ENTRIES PROVIDED:
++++++++++++++++++++
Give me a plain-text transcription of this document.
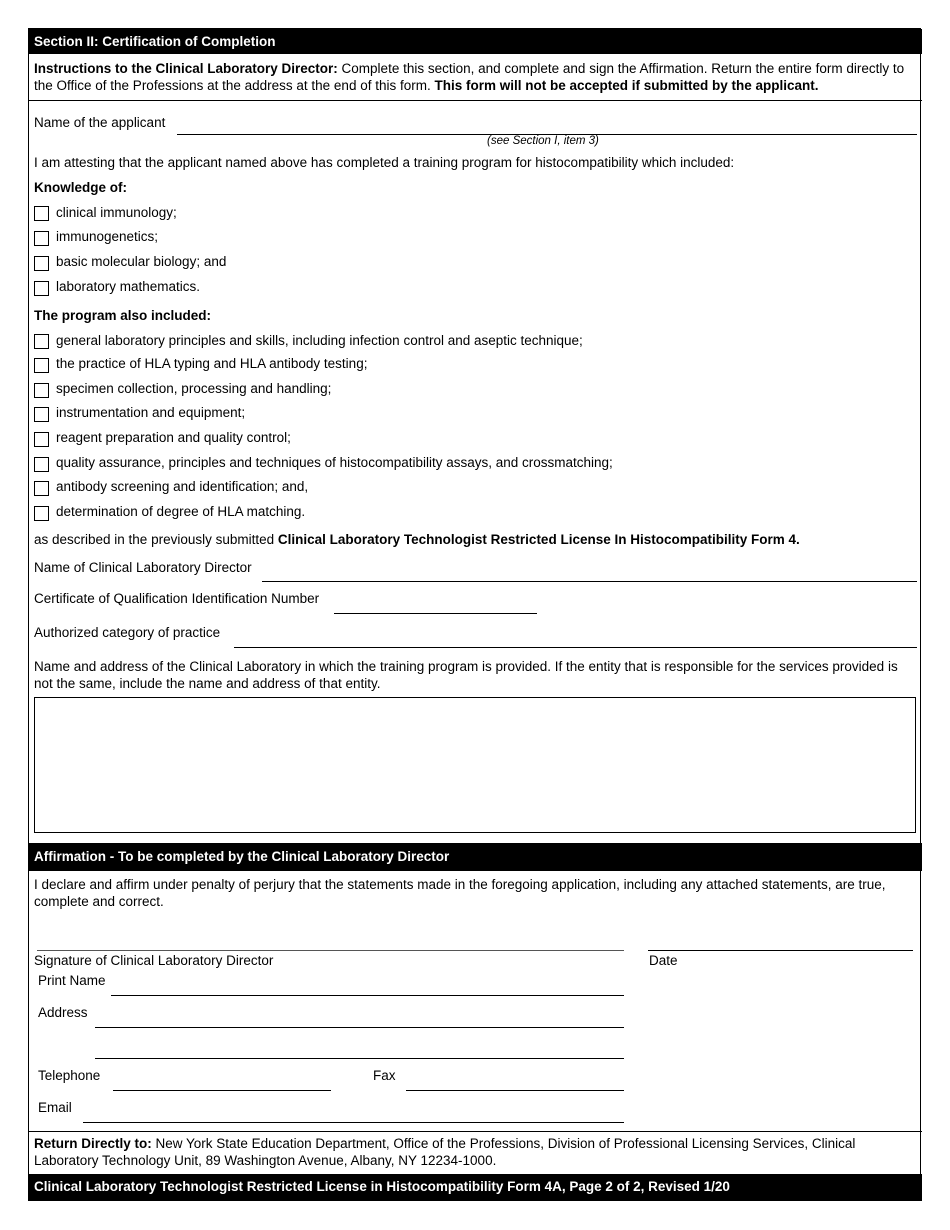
Section II: Certification of Completion
Instructions to the Clinical Laboratory Director: Complete this section, and complete and sign the Affirmation. Return the entire form directly to the Office of the Professions at the address at the end of this form. This form will not be accepted if submitted by the applicant.
Name of the applicant
(see Section I, item 3)
I am attesting that the applicant named above has completed a training program for histocompatibility which included:
Knowledge of:
clinical immunology;
immunogenetics;
basic molecular biology; and
laboratory mathematics.
The program also included:
general laboratory principles and skills, including infection control and aseptic technique;
the practice of HLA typing and HLA antibody testing;
specimen collection, processing and handling;
instrumentation and equipment;
reagent preparation and quality control;
quality assurance, principles and techniques of histocompatibility assays, and crossmatching;
antibody screening and identification; and,
determination of degree of HLA matching.
as described in the previously submitted Clinical Laboratory Technologist Restricted License In Histocompatibility Form 4.
Name of Clinical Laboratory Director
Certificate of Qualification Identification Number
Authorized category of practice
Name and address of the Clinical Laboratory in which the training program is provided. If the entity that is responsible for the services provided is not the same, include the name and address of that entity.
Affirmation - To be completed by the Clinical Laboratory Director
I declare and affirm under penalty of perjury that the statements made in the foregoing application, including any attached statements, are true, complete and correct.
Signature of Clinical Laboratory Director	Date
Print Name
Address
Telephone	Fax
Email
Return Directly to: New York State Education Department, Office of the Professions, Division of Professional Licensing Services, Clinical Laboratory Technology Unit, 89 Washington Avenue, Albany, NY 12234-1000.
Clinical Laboratory Technologist Restricted License in Histocompatibility Form 4A, Page 2 of 2, Revised 1/20
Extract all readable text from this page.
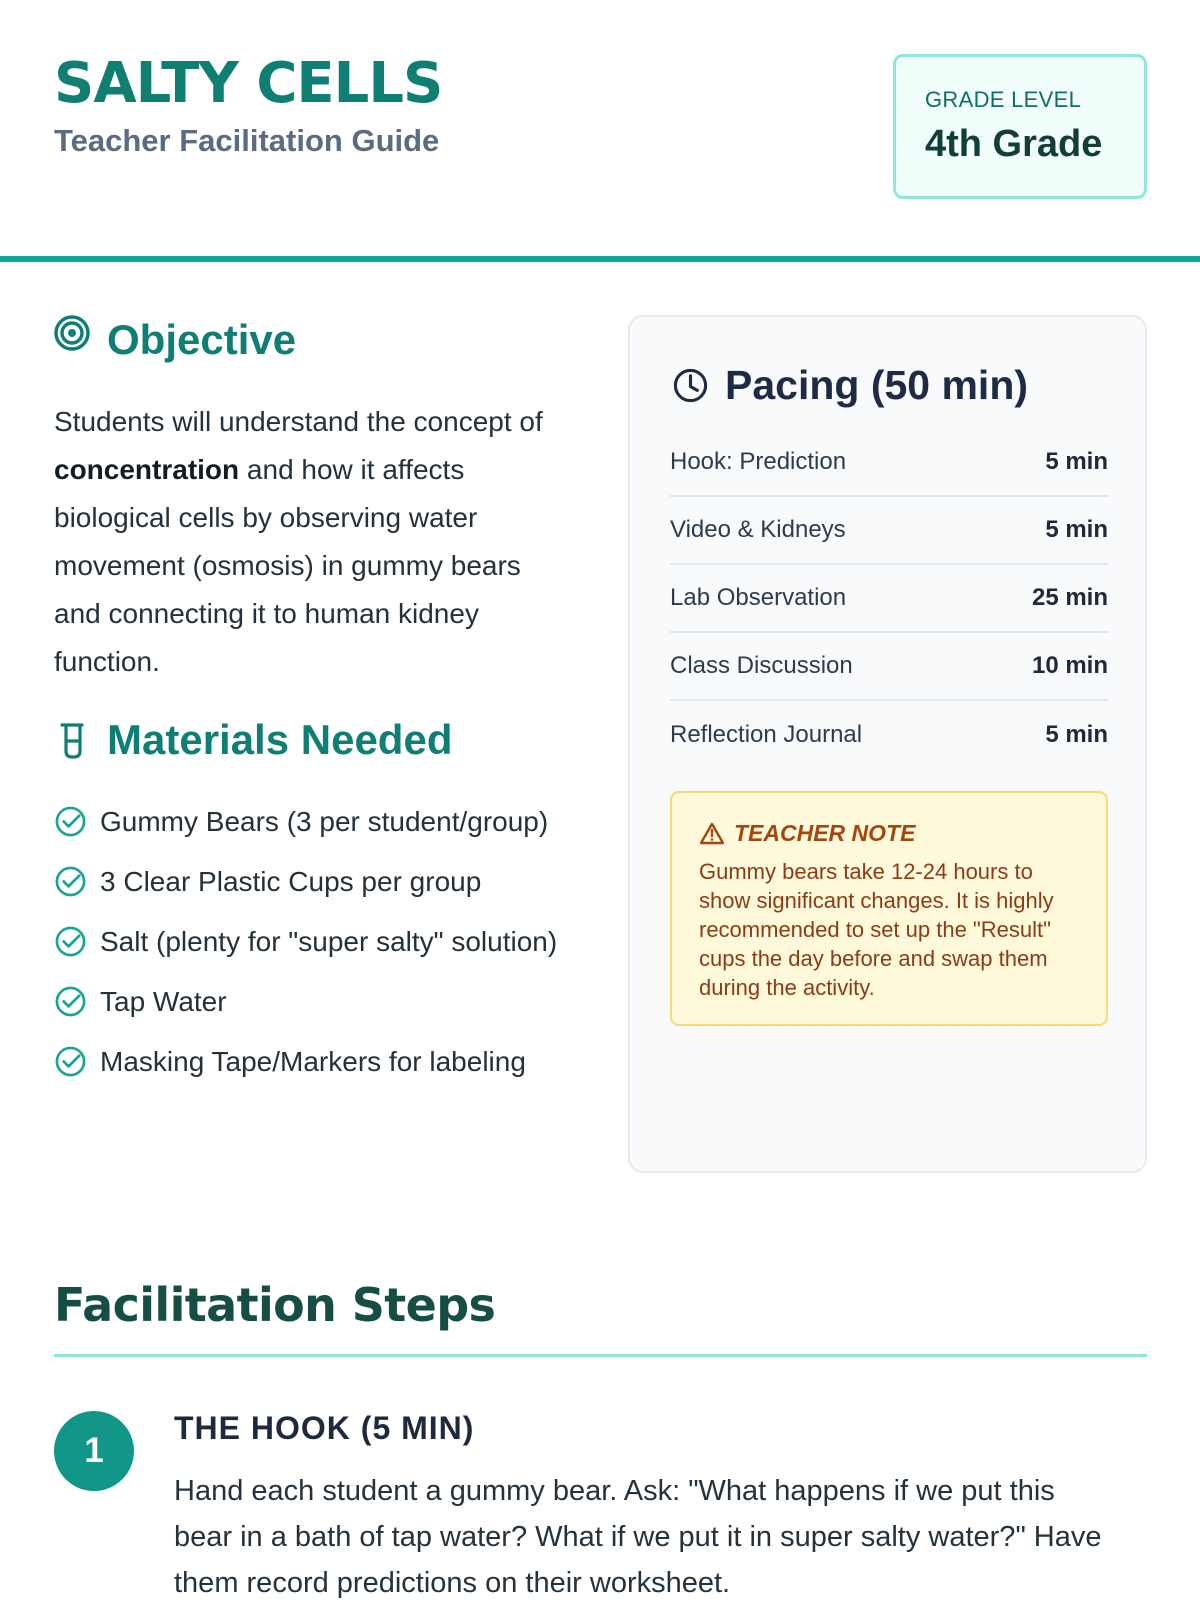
SALTY CELLS
Teacher Facilitation Guide
GRADE LEVEL
4th Grade
Objective

Students will understand the concept of concentration and how it affects biological cells by observing water movement (osmosis) in gummy bears and connecting it to human kidney function.

Materials Needed
Gummy Bears (3 per student/group)
3 Clear Plastic Cups per group
Salt (plenty for "super salty" solution)
Tap Water
Masking Tape/Markers for labeling
Pacing (50 min)
Hook: Prediction	5 min
Video & Kidneys	5 min
Lab Observation	25 min
Class Discussion	10 min
Reflection Journal	5 min
TEACHER NOTE
Gummy bears take 12-24 hours to show significant changes. It is highly recommended to set up the "Result" cups the day before and swap them during the activity.
Facilitation Steps
1
THE HOOK (5 MIN)

Hand each student a gummy bear. Ask: "What happens if we put this bear in a bath of tap water? What if we put it in super salty water?" Have them record predictions on their worksheet.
++++++++++++++++++++
ABOUT THIS TASK: Go through the records. Copy each line where "completed" appears.

ANSWER FOR THIS EXERCISE:
I am attesting that the applicant named above has completed a training program for histocompatibility which included:
Affirmation - To be completed by the Clinical Laboratory Director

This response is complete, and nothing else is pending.